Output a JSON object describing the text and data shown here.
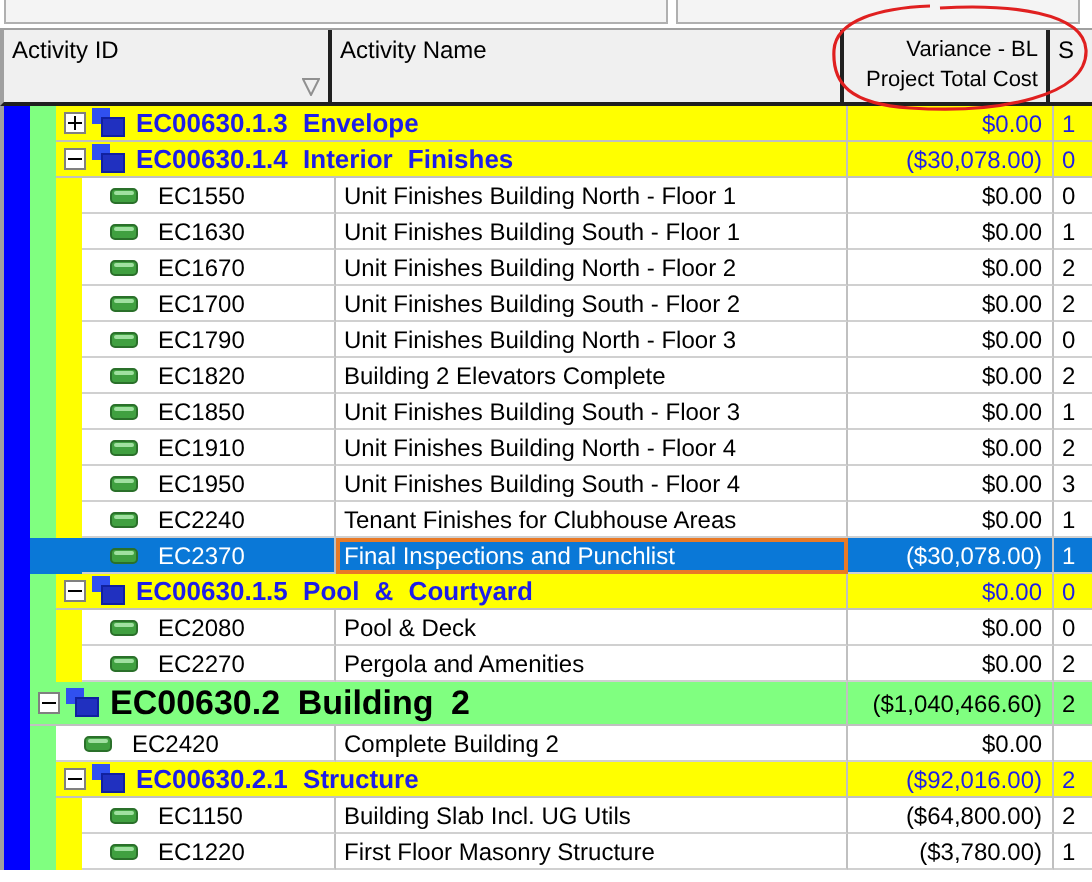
{
  "columns": [
    {
      "label": "Activity ID",
      "filter": true
    },
    {
      "label": "Activity Name"
    },
    {
      "label": "Variance - BL Project Total Cost"
    },
    {
      "label": "S"
    }
  ],
  "tree": [
    {
      "kind": "band",
      "children": [
        {
          "kind": "wbs",
          "id": "EC00630.1.3",
          "name": "Envelope",
          "variance": "$0.00",
          "column_4": "1",
          "expanded": false,
          "selected": false
        },
        {
          "kind": "wbs",
          "id": "EC00630.1.4",
          "name": "Interior Finishes",
          "variance": "($30,078.00)",
          "column_4": "0",
          "expanded": true,
          "selected": false,
          "children": [
            {
              "kind": "activity",
              "id": "EC1550",
              "name": "Unit Finishes Building North - Floor 1",
              "variance": "$0.00",
              "column_4": "0",
              "selected": false
            },
            {
              "kind": "activity",
              "id": "EC1630",
              "name": "Unit Finishes Building South - Floor 1",
              "variance": "$0.00",
              "column_4": "1",
              "selected": false
            },
            {
              "kind": "activity",
              "id": "EC1670",
              "name": "Unit Finishes Building North - Floor 2",
              "variance": "$0.00",
              "column_4": "2",
              "selected": false
            },
            {
              "kind": "activity",
              "id": "EC1700",
              "name": "Unit Finishes Building South - Floor 2",
              "variance": "$0.00",
              "column_4": "2",
              "selected": false
            },
            {
              "kind": "activity",
              "id": "EC1790",
              "name": "Unit Finishes Building North - Floor 3",
              "variance": "$0.00",
              "column_4": "0",
              "selected": false
            },
            {
              "kind": "activity",
              "id": "EC1820",
              "name": "Building 2 Elevators Complete",
              "variance": "$0.00",
              "column_4": "2",
              "selected": false
            },
            {
              "kind": "activity",
              "id": "EC1850",
              "name": "Unit Finishes Building South - Floor 3",
              "variance": "$0.00",
              "column_4": "1",
              "selected": false
            },
            {
              "kind": "activity",
              "id": "EC1910",
              "name": "Unit Finishes Building North - Floor 4",
              "variance": "$0.00",
              "column_4": "2",
              "selected": false
            },
            {
              "kind": "activity",
              "id": "EC1950",
              "name": "Unit Finishes Building South - Floor 4",
              "variance": "$0.00",
              "column_4": "3",
              "selected": false
            },
            {
              "kind": "activity",
              "id": "EC2240",
              "name": "Tenant Finishes for Clubhouse Areas",
              "variance": "$0.00",
              "column_4": "1",
              "selected": false
            },
            {
              "kind": "activity",
              "id": "EC2370",
              "name": "Final Inspections and Punchlist",
              "variance": "($30,078.00)",
              "column_4": "1",
              "selected": true
            }
          ]
        },
        {
          "kind": "wbs",
          "id": "EC00630.1.5",
          "name": "Pool & Courtyard",
          "variance": "$0.00",
          "column_4": "0",
          "expanded": true,
          "selected": false,
          "children": [
            {
              "kind": "activity",
              "id": "EC2080",
              "name": "Pool & Deck",
              "variance": "$0.00",
              "column_4": "0",
              "selected": false
            },
            {
              "kind": "activity",
              "id": "EC2270",
              "name": "Pergola and Amenities",
              "variance": "$0.00",
              "column_4": "2",
              "selected": false
            }
          ]
        }
      ]
    },
    {
      "kind": "wbs",
      "id": "EC00630.2",
      "name": "Building 2",
      "variance": "($1,040,466.60)",
      "column_4": "2",
      "expanded": true,
      "selected": false,
      "children": [
        {
          "kind": "activity",
          "id": "EC2420",
          "name": "Complete Building 2",
          "variance": "$0.00",
          "selected": false
        },
        {
          "kind": "wbs",
          "id": "EC00630.2.1",
          "name": "Structure",
          "variance": "($92,016.00)",
          "column_4": "2",
          "expanded": true,
          "selected": false,
          "children": [
            {
              "kind": "activity",
              "id": "EC1150",
              "name": "Building Slab Incl. UG Utils",
              "variance": "($64,800.00)",
              "column_4": "2",
              "selected": false
            },
            {
              "kind": "activity",
              "id": "EC1220",
              "name": "First Floor Masonry Structure",
              "variance": "($3,780.00)",
              "column_4": "1",
              "selected": false
            }
          ]
        }
      ]
    }
  ]
}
★ ★ ★
=== INSTRUCTIONS TO FOLLOW ===
Gather each line holding the string "South".

=== OUTPUT OF THE TASK ===
              "name": "Unit Finishes Building South - Floor 1",
              "name": "Unit Finishes Building South - Floor 2",
              "name": "Unit Finishes Building South - Floor 3",
              "name": "Unit Finishes Building South - Floor 4",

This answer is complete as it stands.